Document page transcription items:
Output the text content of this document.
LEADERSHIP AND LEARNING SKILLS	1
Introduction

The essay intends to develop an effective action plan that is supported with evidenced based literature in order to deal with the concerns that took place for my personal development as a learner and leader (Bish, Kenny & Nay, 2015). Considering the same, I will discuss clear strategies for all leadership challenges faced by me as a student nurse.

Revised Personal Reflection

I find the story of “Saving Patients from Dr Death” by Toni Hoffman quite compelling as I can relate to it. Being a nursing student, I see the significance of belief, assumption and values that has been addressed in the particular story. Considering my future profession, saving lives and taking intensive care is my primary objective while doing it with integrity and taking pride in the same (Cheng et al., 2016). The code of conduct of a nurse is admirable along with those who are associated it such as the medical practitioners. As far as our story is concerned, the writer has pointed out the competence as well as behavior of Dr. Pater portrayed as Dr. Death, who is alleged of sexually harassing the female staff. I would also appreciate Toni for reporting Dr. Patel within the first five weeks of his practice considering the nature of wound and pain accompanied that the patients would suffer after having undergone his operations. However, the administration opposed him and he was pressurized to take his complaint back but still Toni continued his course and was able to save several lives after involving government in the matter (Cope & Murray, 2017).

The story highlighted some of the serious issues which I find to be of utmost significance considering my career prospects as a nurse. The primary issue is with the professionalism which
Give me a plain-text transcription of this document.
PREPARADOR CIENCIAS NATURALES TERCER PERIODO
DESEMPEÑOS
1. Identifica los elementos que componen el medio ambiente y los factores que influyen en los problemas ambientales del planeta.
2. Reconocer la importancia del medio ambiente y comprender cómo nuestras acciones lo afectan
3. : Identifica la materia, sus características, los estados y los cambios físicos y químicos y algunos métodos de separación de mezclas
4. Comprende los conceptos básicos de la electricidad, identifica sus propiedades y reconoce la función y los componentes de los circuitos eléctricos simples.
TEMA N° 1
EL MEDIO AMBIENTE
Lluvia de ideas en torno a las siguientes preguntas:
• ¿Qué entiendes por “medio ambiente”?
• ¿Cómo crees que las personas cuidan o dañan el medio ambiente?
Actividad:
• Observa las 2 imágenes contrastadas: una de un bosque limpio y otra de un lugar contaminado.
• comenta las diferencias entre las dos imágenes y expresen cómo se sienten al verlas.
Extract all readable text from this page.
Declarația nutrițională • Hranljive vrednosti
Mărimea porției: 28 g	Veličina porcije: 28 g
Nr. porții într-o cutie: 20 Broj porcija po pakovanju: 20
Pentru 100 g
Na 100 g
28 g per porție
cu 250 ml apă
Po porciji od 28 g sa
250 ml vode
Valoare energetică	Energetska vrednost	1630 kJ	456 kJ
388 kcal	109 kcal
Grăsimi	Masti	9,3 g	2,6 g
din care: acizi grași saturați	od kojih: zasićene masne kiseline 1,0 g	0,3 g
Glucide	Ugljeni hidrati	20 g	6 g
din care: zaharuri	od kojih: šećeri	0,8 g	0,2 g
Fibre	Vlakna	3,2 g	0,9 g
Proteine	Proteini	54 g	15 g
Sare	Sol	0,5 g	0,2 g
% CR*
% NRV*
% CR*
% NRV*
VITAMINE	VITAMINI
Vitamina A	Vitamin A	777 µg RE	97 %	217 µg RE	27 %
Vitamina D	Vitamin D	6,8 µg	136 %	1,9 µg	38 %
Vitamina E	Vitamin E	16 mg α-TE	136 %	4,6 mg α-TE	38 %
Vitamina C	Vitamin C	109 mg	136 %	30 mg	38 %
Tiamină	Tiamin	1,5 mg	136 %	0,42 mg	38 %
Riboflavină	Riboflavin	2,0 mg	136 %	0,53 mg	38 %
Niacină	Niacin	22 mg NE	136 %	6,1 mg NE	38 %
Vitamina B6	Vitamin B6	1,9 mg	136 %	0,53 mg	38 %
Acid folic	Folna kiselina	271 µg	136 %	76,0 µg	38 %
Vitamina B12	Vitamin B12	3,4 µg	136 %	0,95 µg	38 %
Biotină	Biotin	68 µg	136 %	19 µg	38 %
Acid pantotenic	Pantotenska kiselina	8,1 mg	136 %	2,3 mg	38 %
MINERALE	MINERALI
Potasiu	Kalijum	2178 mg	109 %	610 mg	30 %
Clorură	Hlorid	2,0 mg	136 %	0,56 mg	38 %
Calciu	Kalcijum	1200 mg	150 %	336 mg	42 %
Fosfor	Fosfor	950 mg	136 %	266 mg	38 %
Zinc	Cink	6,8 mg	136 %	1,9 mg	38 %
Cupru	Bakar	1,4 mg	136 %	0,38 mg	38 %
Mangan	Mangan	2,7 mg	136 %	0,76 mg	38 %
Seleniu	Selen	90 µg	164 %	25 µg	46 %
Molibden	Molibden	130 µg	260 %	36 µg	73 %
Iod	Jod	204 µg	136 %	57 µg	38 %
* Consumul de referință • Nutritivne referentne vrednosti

Your goal » Among the lines of the data, which ones contain the word "Acid"? Show them.

Your solution »
Acid folic	Folna kiselina	271 µg	136 %	76,0 µg	38 %
Acid pantotenic	Pantotenska kiselina	8,1 mg	136 %	2,3 mg	38 %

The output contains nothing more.